Quoted text:

"""

How does chromatic aberration work?
If you look at those rainbows a little closer, you’ll see they all have the same pattern. The color that is getting refracted (changing course as it hits an interface) the most is always violet, and it is right next to its neighbor, blue. The one that gets thrown off course the least, and is refracted very little, is always red. It has to do with the wavelengths of the different colors. Since light is a wave (and also a particle, but that is a much longer article for another day), it has a wavelength measured by the distance from peak to peak of each wave. The same color will always have the same wavelength.
Short wavelength light is easier to change course. It bends more when it is refracted than long wavelength light. If you shine short-wavelength blue light through a lens, it will bend more than if you shine long-wavelength red light through a lens. And that’s the heart of the issue. White light has all of these colors. So when a lens — any lens — is in the pathway of white light, the colors will be slightly broken up so that the short and long wavelengths of light move away from each other a bit. This is chromatic aberration.
How does chromatic aberration happen in our eyes?
In a camera, and in our eye, these broken waves of light lead to chromatic aberration. The light getting focused on a sensor, or our retina, needs to focus into a perfectly sharp image in order to have no blur. But unless you are looking at a member of the Blue Man Group sitting in a blue chair in a blue room, the wavelengths of light coming into your eye won’t all be the same. Specifically, we are looking at white light and objects illuminated with white light all the time. That’s all the wavelengths of light and therefore all the colors.
So what happens when images try to focus on your retina? The blue light will get focused (refracted) more and therefore end up focusing just in front of the retina. The red light will get focused (refracted) less to end up focusing just behind the retina. This is chromatic aberration inside the eye. The difference in having focused blue light and focused red light is a little more than half a diopter. The upshot of that is this: if you have glasses that are perfect, a blue neon sign will still be a little bit blurry because your glasses are about half a diopter too strong for pure blue light.
This is why you will sometimes see people in highly visually demanding sports wearing yellow-tinted glasses. The yellow lenses block the blue light so there is no chromatic aberration. There is no fraction of the image that is adding a slight amount of myopic noise (because that’s what focusing an image in front of the retina is called — myopia). So the next time you’re looking at neon lights of different colors and wondering why some of them are blurry, you can blame chromatic aberration. It makes all of us a touch farsighted with red light and a touch nearsighted with blue light. And if you see a gun-loving fellow talking about target shooting while wearing yellow glasses, don’t poke fun; because he’s just neutralizing chromatic aberration, and also because he has a gun.

"""

Given records:

"""

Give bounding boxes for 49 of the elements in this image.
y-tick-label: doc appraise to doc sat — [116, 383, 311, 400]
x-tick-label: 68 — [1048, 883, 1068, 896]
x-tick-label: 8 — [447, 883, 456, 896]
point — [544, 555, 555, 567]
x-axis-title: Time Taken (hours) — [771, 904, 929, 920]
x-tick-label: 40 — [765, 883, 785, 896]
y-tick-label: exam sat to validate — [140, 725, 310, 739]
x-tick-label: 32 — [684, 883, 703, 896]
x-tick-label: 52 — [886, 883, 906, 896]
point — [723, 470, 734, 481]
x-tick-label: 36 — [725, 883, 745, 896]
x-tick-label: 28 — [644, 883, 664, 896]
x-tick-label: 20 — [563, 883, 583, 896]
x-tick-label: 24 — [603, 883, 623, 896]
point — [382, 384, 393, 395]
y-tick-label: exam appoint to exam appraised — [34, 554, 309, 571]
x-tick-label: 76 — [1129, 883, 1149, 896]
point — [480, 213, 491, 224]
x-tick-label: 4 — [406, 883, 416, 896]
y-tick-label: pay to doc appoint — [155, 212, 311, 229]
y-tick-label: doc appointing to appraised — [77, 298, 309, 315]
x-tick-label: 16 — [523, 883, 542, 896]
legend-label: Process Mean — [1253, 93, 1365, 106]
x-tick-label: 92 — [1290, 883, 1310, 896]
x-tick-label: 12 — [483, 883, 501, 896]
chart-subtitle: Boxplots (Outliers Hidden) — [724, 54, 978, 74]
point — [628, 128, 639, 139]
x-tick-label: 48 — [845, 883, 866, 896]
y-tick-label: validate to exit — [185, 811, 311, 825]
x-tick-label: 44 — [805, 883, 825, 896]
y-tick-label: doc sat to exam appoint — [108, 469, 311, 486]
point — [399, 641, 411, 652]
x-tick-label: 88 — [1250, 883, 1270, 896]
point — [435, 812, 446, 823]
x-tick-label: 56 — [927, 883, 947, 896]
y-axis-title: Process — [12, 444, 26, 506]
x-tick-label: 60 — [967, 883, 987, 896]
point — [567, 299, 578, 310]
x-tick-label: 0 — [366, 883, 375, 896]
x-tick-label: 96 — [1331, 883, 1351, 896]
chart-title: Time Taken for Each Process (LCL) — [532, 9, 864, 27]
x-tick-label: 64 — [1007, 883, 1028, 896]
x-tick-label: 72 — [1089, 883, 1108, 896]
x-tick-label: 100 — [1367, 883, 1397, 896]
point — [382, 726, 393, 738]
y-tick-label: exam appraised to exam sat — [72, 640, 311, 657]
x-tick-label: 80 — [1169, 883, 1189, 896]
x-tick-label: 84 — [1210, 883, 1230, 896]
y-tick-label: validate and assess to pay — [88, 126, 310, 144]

"""

Goal A: List the three blue things in the chromatic aberration text's example about looking at the Blue Man Group.
Goal B: According to the chromatic aberration text, how large is the difference between focused blue light and focused red light in the eye?
Goal C: Copy out the part of the chromatic aberration text that opens with the words containing "This is why" and closes with "he has a gun.".
Rely only on the chromatic aberration text for what comes next.

Correct result A: A member of the Blue Man Group, a blue chair, and a blue room.

Correct result B: It is a little more than half a diopter.

Correct result C:
This is why you will sometimes see people in highly visually demanding sports wearing yellow-tinted glasses. The yellow lenses block the blue light so there is no chromatic aberration. There is no fraction of the image that is adding a slight amount of myopic noise (because that’s what focusing an image in front of the retina is called — myopia). So the next time you’re looking at neon lights of different colors and wondering why some of them are blurry, you can blame chromatic aberration. It makes all of us a touch farsighted with red light and a touch nearsighted with blue light. And if you see a gun-loving fellow talking about target shooting while wearing yellow glasses, don’t poke fun; because he’s just neutralizing chromatic aberration, and also because he has a gun.